*Task instructions:*
Give back the entire listing verbatim.

*Data extracted from a collection:*

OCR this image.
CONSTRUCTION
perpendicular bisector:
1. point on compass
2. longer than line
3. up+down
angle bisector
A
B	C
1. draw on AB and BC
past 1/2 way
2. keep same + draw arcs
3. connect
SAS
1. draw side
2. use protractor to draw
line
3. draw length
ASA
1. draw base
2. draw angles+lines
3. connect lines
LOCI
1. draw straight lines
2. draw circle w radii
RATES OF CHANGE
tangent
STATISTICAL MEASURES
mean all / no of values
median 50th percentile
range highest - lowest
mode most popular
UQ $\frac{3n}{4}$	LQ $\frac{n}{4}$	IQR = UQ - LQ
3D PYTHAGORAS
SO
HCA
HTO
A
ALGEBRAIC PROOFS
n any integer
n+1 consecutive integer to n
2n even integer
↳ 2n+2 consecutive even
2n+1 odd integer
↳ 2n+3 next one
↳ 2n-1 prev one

*In response:*
OCR this image.
CONSTRUCTION
perpendicular bisector:
1. point on compass
2. longer than line
3. up+down
angle bisector
A
B	C
1. draw on AB and BC
past 1/2 way
2. keep same + draw arcs
3. connect
SAS
1. draw side
2. use protractor to draw
line
3. draw length
ASA
1. draw base
2. draw angles+lines
3. connect lines
LOCI
1. draw straight lines
2. draw circle w radii
RATES OF CHANGE
tangent
STATISTICAL MEASURES
mean all / no of values
median 50th percentile
range highest - lowest
mode most popular
UQ $\frac{3n}{4}$	LQ $\frac{n}{4}$	IQR = UQ - LQ
3D PYTHAGORAS
SO
HCA
HTO
A
ALGEBRAIC PROOFS
n any integer
n+1 consecutive integer to n
2n even integer
↳ 2n+2 consecutive even
2n+1 odd integer
↳ 2n+3 next one
↳ 2n-1 prev one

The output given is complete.